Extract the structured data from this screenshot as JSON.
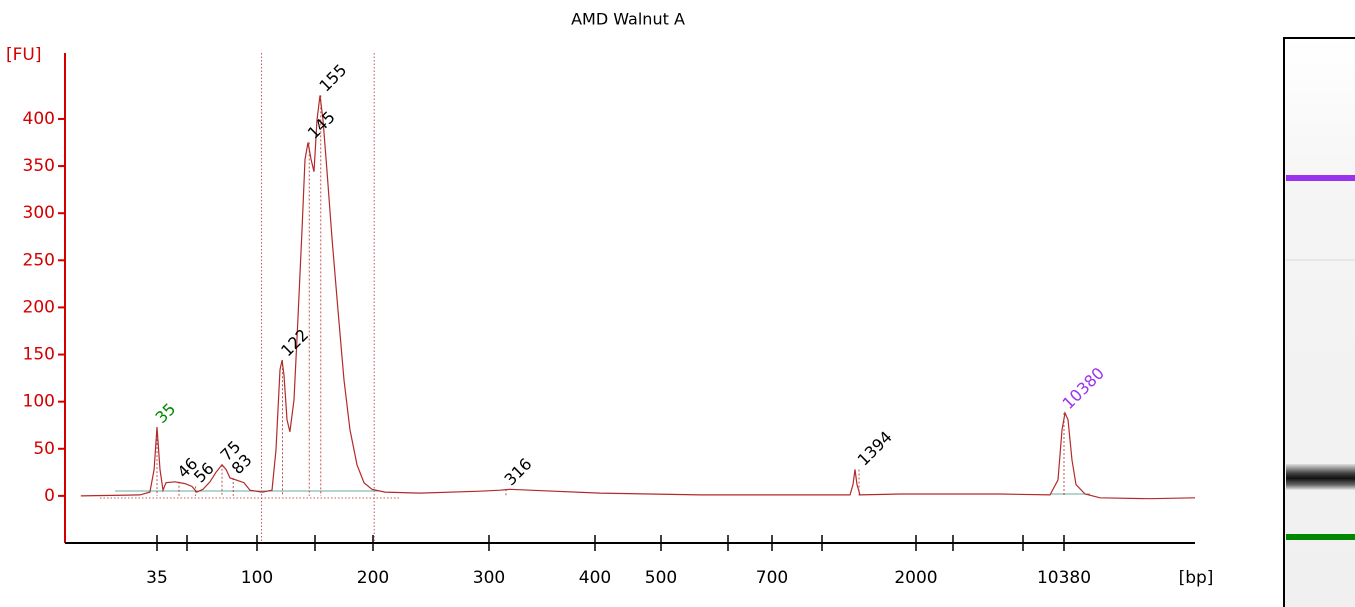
{
  "chart_data": {
    "type": "line",
    "title": "AMD Walnut A",
    "y_label": "[FU]",
    "x_label": "[bp]",
    "color": "#b22a2a",
    "axis_color": "#d40000",
    "ylim": [
      -50,
      470
    ],
    "yticks": [
      0,
      50,
      100,
      150,
      200,
      250,
      300,
      350,
      400
    ],
    "xlim": [
      0,
      20000
    ],
    "xticks": [
      35,
      {
        "value": 50,
        "label": null
      },
      100,
      {
        "value": 150,
        "label": null
      },
      200,
      300,
      400,
      500,
      {
        "value": 600,
        "label": null
      },
      700,
      {
        "value": 1000,
        "label": null
      },
      2000,
      {
        "value": 4000,
        "label": null
      },
      {
        "value": 7000,
        "label": null
      },
      10380
    ],
    "region": [
      104,
      201
    ],
    "x": [
      6,
      28.5,
      32.3,
      33.9,
      35,
      36.5,
      38,
      39.5,
      44,
      49,
      53.6,
      57,
      61.4,
      66.4,
      70.7,
      75,
      77.9,
      80.7,
      85,
      90.7,
      95,
      104.3,
      112.9,
      116.4,
      119.8,
      121.6,
      123.3,
      125.9,
      128.4,
      131.9,
      135.3,
      138.8,
      141.4,
      144,
      146.6,
      149.1,
      151.7,
      154.3,
      156.9,
      160.3,
      164.7,
      169.8,
      175,
      180.2,
      186.2,
      192.2,
      199.1,
      210.3,
      240.5,
      292.2,
      310.4,
      319.8,
      338.7,
      407.6,
      558.2,
      868,
      1298,
      1330,
      1351,
      1372,
      1404,
      1830,
      5996,
      9226,
      9885,
      10215,
      10453,
      10673,
      10967,
      11261,
      11922,
      13024,
      16696,
      20000
    ],
    "values": [
      0,
      1,
      4,
      28,
      73,
      28,
      6,
      14,
      15,
      13,
      10,
      4,
      7,
      15,
      25,
      33,
      28,
      19,
      17,
      14,
      6,
      4,
      6,
      49,
      134,
      144,
      128,
      81,
      68,
      102,
      187,
      282,
      357,
      375,
      357,
      344,
      399,
      425,
      399,
      346,
      272,
      197,
      123,
      70,
      33,
      14,
      7,
      4,
      3,
      5,
      6,
      7,
      6,
      3,
      1,
      1,
      1,
      12,
      28,
      12,
      1,
      2,
      2,
      1,
      17,
      70,
      88,
      81,
      38,
      12,
      2,
      -2,
      -3,
      -2
    ],
    "peaks": [
      {
        "bp": 35,
        "fu": 73,
        "color": "#008800"
      },
      {
        "bp": 46,
        "fu": 15,
        "color": "#000000"
      },
      {
        "bp": 56,
        "fu": 10,
        "color": "#000000"
      },
      {
        "bp": 75,
        "fu": 33,
        "color": "#000000"
      },
      {
        "bp": 83,
        "fu": 19,
        "color": "#000000"
      },
      {
        "bp": 122,
        "fu": 144,
        "color": "#000000"
      },
      {
        "bp": 145,
        "fu": 375,
        "color": "#000000"
      },
      {
        "bp": 155,
        "fu": 425,
        "color": "#000000"
      },
      {
        "bp": 316,
        "fu": 7,
        "color": "#000000"
      },
      {
        "bp": 1394,
        "fu": 28,
        "color": "#000000"
      },
      {
        "bp": 10380,
        "fu": 88,
        "color": "#9933ee"
      }
    ]
  }
}
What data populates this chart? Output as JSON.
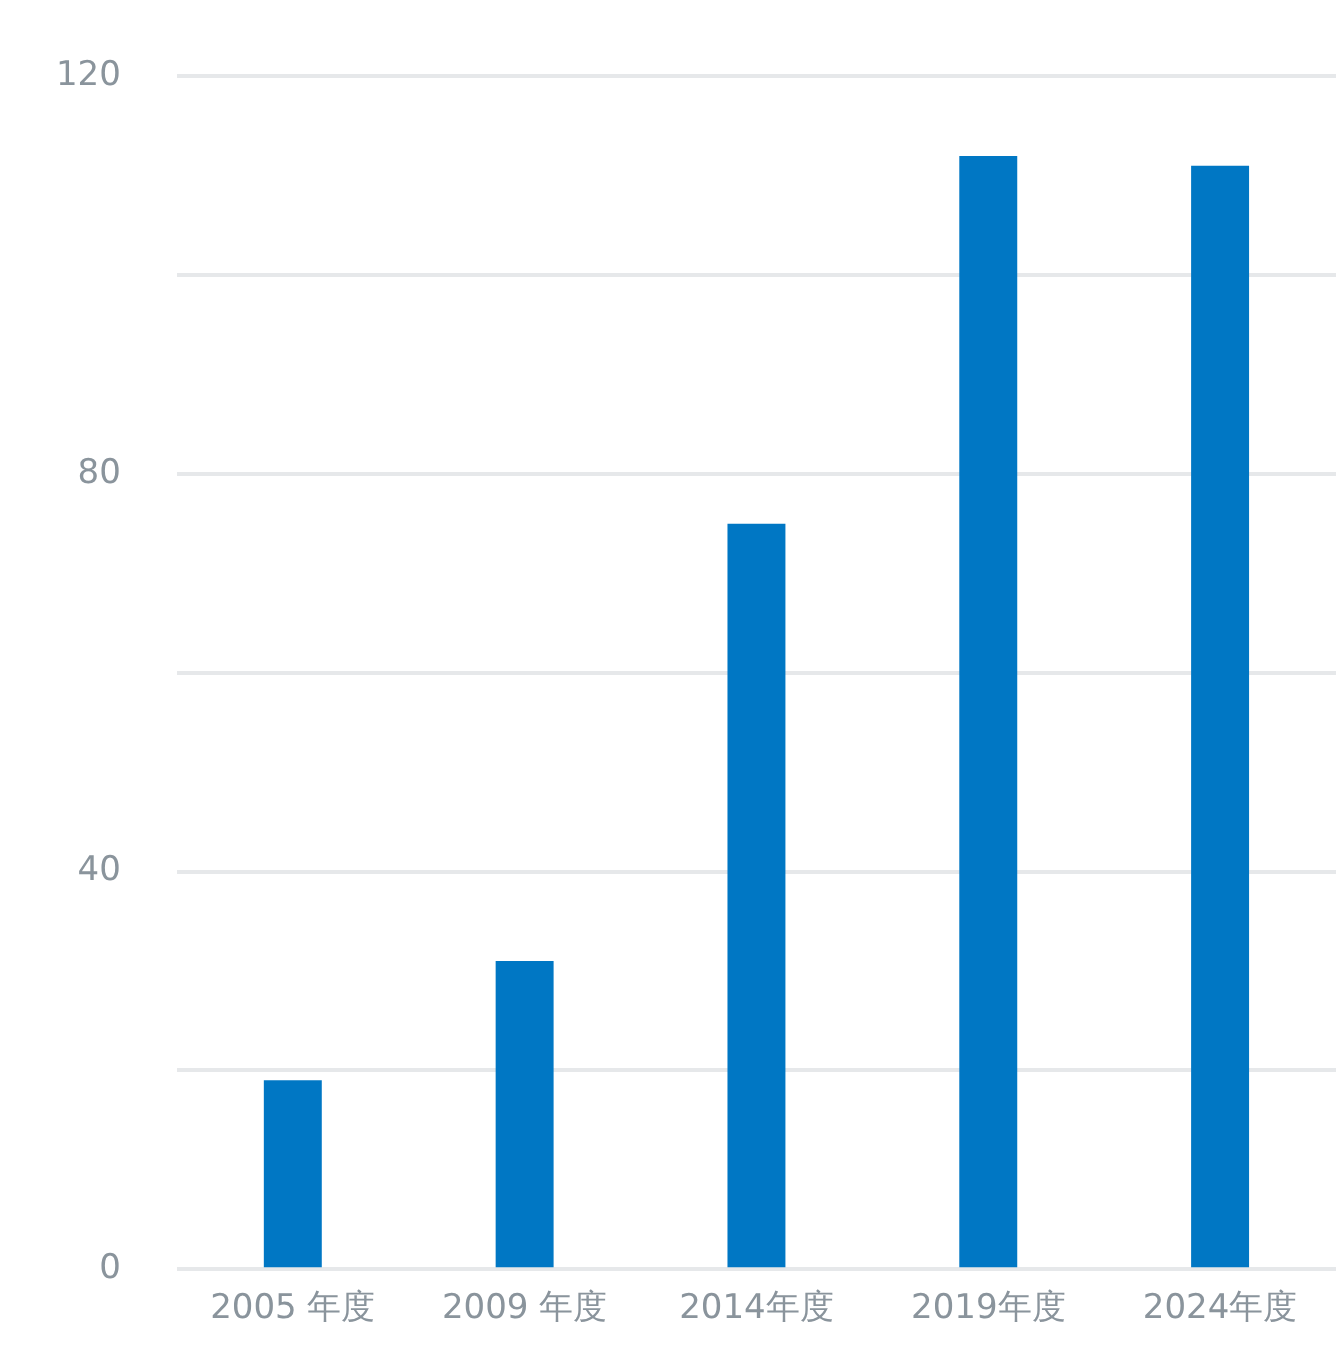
{
  "chart_data": {
    "type": "bar",
    "categories": [
      "2005 年度",
      "2009 年度",
      "2014年度",
      "2019年度",
      "2024年度"
    ],
    "values": [
      19,
      31,
      75,
      112,
      111
    ],
    "color": "#0077c4",
    "ylim": [
      0,
      120
    ],
    "yticks": [
      0,
      {
        "value": 20,
        "label": null
      },
      40,
      {
        "value": 60,
        "label": null
      },
      80,
      {
        "value": 100,
        "label": null
      },
      120
    ],
    "grid": "y"
  }
}
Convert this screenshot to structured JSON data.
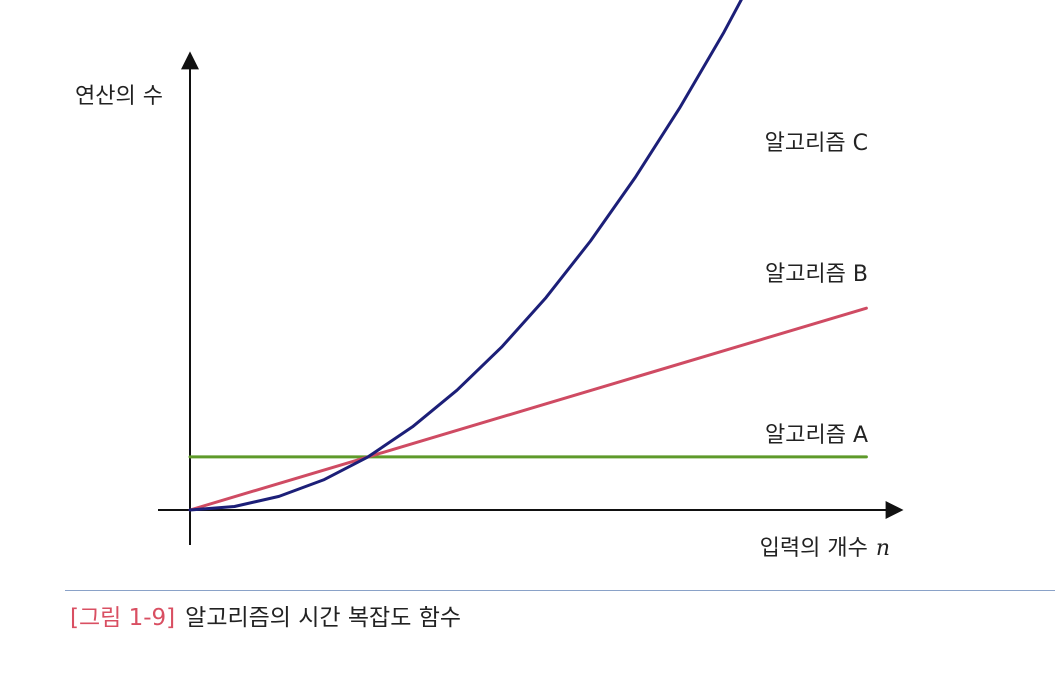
{
  "chart_data": {
    "type": "line",
    "ylabel": "연산의 수",
    "xlabel": "입력의 개수",
    "xlabel_var": "n",
    "grid": false,
    "series": [
      {
        "name": "알고리즘 A",
        "color": "#5e9a2a",
        "points": [
          [
            0,
            0.9
          ],
          [
            1,
            0.9
          ],
          [
            2,
            0.9
          ],
          [
            3,
            0.9
          ],
          [
            3.8,
            0.9
          ]
        ]
      },
      {
        "name": "알고리즘 B",
        "color": "#cf4b63",
        "points": [
          [
            0,
            0
          ],
          [
            1,
            0.9
          ],
          [
            2,
            1.8
          ],
          [
            3,
            2.7
          ],
          [
            3.8,
            3.42
          ]
        ]
      },
      {
        "name": "알고리즘 C",
        "color": "#1c1f78",
        "points": [
          [
            0,
            0
          ],
          [
            0.25,
            0.06
          ],
          [
            0.5,
            0.23
          ],
          [
            0.75,
            0.51
          ],
          [
            1,
            0.9
          ],
          [
            1.25,
            1.41
          ],
          [
            1.5,
            2.03
          ],
          [
            1.75,
            2.76
          ],
          [
            2,
            3.6
          ],
          [
            2.25,
            4.56
          ],
          [
            2.5,
            5.63
          ],
          [
            2.75,
            6.81
          ],
          [
            3,
            8.1
          ],
          [
            3.25,
            9.51
          ],
          [
            3.45,
            10.71
          ]
        ]
      }
    ]
  },
  "caption": {
    "figure_number": "[그림 1-9]",
    "text": "알고리즘의 시간 복잡도 함수"
  }
}
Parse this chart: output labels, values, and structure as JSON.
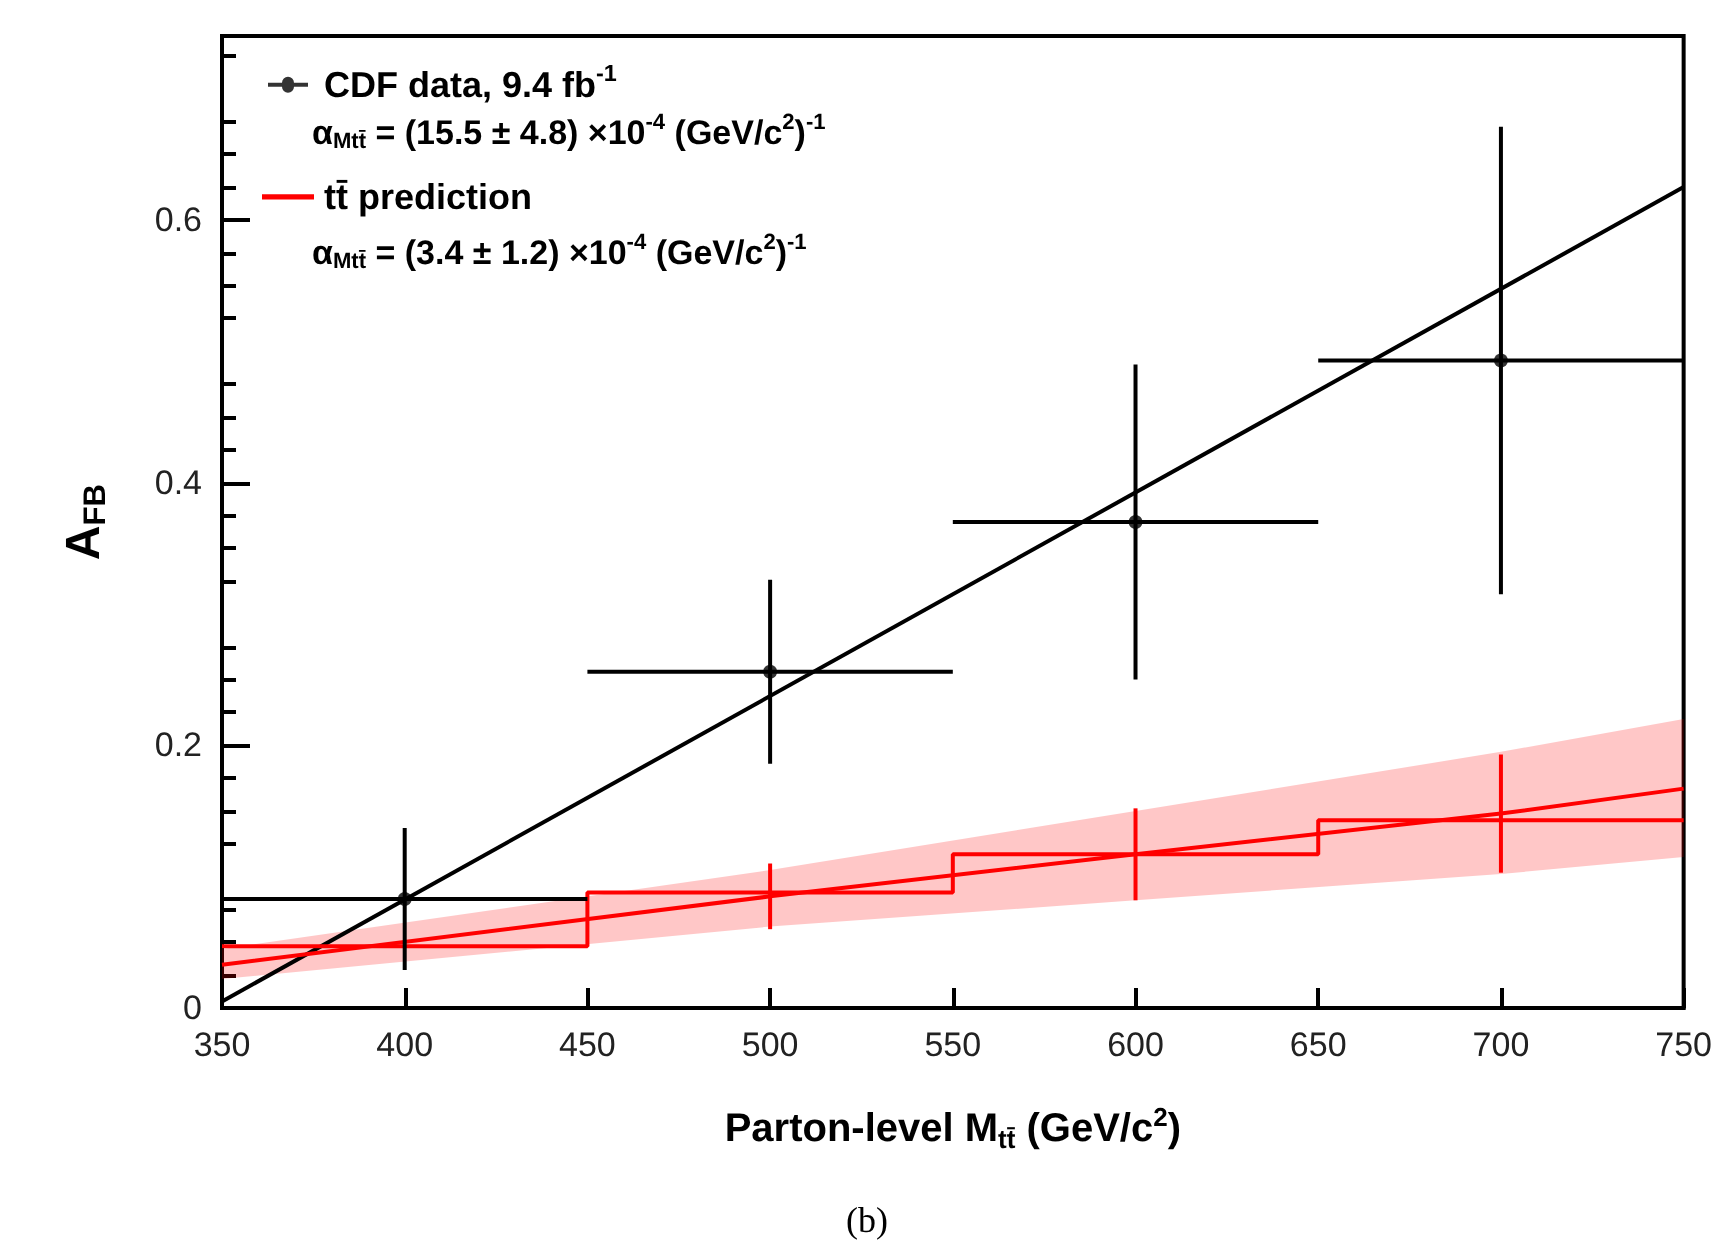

----

Quote everything in the listing above exactly; pictures are the only thing to omit.

Extract the structured data from this screenshot as JSON.
{
  "chart_data": {
    "type": "line",
    "title": "AMD Walnut A",
    "y_label": "[FU]",
    "x_label": "[bp]",
    "color": "#b22a2a",
    "axis_color": "#d40000",
    "ylim": [
      -50,
      470
    ],
    "yticks": [
      0,
      50,
      100,
      150,
      200,
      250,
      300,
      350,
      400
    ],
    "xlim": [
      0,
      20000
    ],
    "xticks": [
      35,
      {
        "value": 50,
        "label": null
      },
      100,
      {
        "value": 150,
        "label": null
      },
      200,
      300,
      400,
      500,
      {
        "value": 600,
        "label": null
      },
      700,
      {
        "value": 1000,
        "label": null
      },
      2000,
      {
        "value": 4000,
        "label": null
      },
      {
        "value": 7000,
        "label": null
      },
      10380
    ],
    "region": [
      104,
      201
    ],
    "x": [
      6,
      28.5,
      32.3,
      33.9,
      35,
      36.5,
      38,
      39.5,
      44,
      49,
      53.6,
      57,
      61.4,
      66.4,
      70.7,
      75,
      77.9,
      80.7,
      85,
      90.7,
      95,
      104.3,
      112.9,
      116.4,
      119.8,
      121.6,
      123.3,
      125.9,
      128.4,
      131.9,
      135.3,
      138.8,
      141.4,
      144,
      146.6,
      149.1,
      151.7,
      154.3,
      156.9,
      160.3,
      164.7,
      169.8,
      175,
      180.2,
      186.2,
      192.2,
      199.1,
      210.3,
      240.5,
      292.2,
      310.4,
      319.8,
      338.7,
      407.6,
      558.2,
      868,
      1298,
      1330,
      1351,
      1372,
      1404,
      1830,
      5996,
      9226,
      9885,
      10215,
      10453,
      10673,
      10967,
      11261,
      11922,
      13024,
      16696,
      20000
    ],
    "values": [
      0,
      1,
      4,
      28,
      73,
      28,
      6,
      14,
      15,
      13,
      10,
      4,
      7,
      15,
      25,
      33,
      28,
      19,
      17,
      14,
      6,
      4,
      6,
      49,
      134,
      144,
      128,
      81,
      68,
      102,
      187,
      282,
      357,
      375,
      357,
      344,
      399,
      425,
      399,
      346,
      272,
      197,
      123,
      70,
      33,
      14,
      7,
      4,
      3,
      5,
      6,
      7,
      6,
      3,
      1,
      1,
      1,
      12,
      28,
      12,
      1,
      2,
      2,
      1,
      17,
      70,
      88,
      81,
      38,
      12,
      2,
      -2,
      -3,
      -2
    ],
    "peaks": [
      {
        "bp": 35,
        "fu": 73,
        "color": "#008800"
      },
      {
        "bp": 46,
        "fu": 15,
        "color": "#000000"
      },
      {
        "bp": 56,
        "fu": 10,
        "color": "#000000"
      },
      {
        "bp": 75,
        "fu": 33,
        "color": "#000000"
      },
      {
        "bp": 83,
        "fu": 19,
        "color": "#000000"
      },
      {
        "bp": 122,
        "fu": 144,
        "color": "#000000"
      },
      {
        "bp": 145,
        "fu": 375,
        "color": "#000000"
      },
      {
        "bp": 155,
        "fu": 425,
        "color": "#000000"
      },
      {
        "bp": 316,
        "fu": 7,
        "color": "#000000"
      },
      {
        "bp": 1394,
        "fu": 28,
        "color": "#000000"
      },
      {
        "bp": 10380,
        "fu": 88,
        "color": "#9933ee"
      }
    ]
  }
}
What data populates this chart? Output as JSON.
{
  "chart_data": {
    "type": "bar",
    "categories": [
      "2005 年度",
      "2009 年度",
      "2014年度",
      "2019年度",
      "2024年度"
    ],
    "values": [
      19,
      31,
      75,
      112,
      111
    ],
    "color": "#0077c4",
    "ylim": [
      0,
      120
    ],
    "yticks": [
      0,
      {
        "value": 20,
        "label": null
      },
      40,
      {
        "value": 60,
        "label": null
      },
      80,
      {
        "value": 100,
        "label": null
      },
      120
    ],
    "grid": "y"
  }
}
Convert this screenshot to structured JSON data.
{
  "chart_data": {
    "type": "line",
    "ylabel": "연산의 수",
    "xlabel": "입력의 개수",
    "xlabel_var": "n",
    "grid": false,
    "series": [
      {
        "name": "알고리즘 A",
        "color": "#5e9a2a",
        "points": [
          [
            0,
            0.9
          ],
          [
            1,
            0.9
          ],
          [
            2,
            0.9
          ],
          [
            3,
            0.9
          ],
          [
            3.8,
            0.9
          ]
        ]
      },
      {
        "name": "알고리즘 B",
        "color": "#cf4b63",
        "points": [
          [
            0,
            0
          ],
          [
            1,
            0.9
          ],
          [
            2,
            1.8
          ],
          [
            3,
            2.7
          ],
          [
            3.8,
            3.42
          ]
        ]
      },
      {
        "name": "알고리즘 C",
        "color": "#1c1f78",
        "points": [
          [
            0,
            0
          ],
          [
            0.25,
            0.06
          ],
          [
            0.5,
            0.23
          ],
          [
            0.75,
            0.51
          ],
          [
            1,
            0.9
          ],
          [
            1.25,
            1.41
          ],
          [
            1.5,
            2.03
          ],
          [
            1.75,
            2.76
          ],
          [
            2,
            3.6
          ],
          [
            2.25,
            4.56
          ],
          [
            2.5,
            5.63
          ],
          [
            2.75,
            6.81
          ],
          [
            3,
            8.1
          ],
          [
            3.25,
            9.51
          ],
          [
            3.45,
            10.71
          ]
        ]
      }
    ]
  },
  "caption": {
    "figure_number": "[그림 1-9]",
    "text": "알고리즘의 시간 복잡도 함수"
  }
}
Parse this chart: output labels, values, and structure as JSON.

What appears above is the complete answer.